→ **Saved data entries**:
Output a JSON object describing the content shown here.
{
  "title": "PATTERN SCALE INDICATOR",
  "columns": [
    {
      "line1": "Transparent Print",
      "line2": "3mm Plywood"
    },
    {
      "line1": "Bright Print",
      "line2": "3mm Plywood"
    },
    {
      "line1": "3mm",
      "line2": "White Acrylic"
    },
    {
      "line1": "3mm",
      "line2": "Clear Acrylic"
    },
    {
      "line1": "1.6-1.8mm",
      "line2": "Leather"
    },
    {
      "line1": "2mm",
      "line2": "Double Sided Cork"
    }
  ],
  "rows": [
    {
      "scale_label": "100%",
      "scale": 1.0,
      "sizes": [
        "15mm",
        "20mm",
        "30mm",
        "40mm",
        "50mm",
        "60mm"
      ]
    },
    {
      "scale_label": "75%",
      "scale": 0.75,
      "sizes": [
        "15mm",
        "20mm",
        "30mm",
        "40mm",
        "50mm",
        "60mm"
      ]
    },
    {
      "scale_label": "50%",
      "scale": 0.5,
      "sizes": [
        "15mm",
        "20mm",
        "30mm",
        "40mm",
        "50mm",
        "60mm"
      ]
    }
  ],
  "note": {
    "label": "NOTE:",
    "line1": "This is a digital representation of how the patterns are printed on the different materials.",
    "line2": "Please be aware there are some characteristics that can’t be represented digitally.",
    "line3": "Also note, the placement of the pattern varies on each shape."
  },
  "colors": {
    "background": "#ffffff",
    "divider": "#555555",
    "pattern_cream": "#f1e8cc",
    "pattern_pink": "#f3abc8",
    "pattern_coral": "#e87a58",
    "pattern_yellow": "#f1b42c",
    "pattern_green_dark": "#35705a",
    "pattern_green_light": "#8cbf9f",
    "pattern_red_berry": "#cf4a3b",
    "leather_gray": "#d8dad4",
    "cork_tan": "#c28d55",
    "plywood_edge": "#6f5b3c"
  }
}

→ **Short task**: From the material above, copy each line that includes the word "Acrylic".

→ **Answer for this exercise**:
      "line2": "White Acrylic"
      "line2": "Clear Acrylic"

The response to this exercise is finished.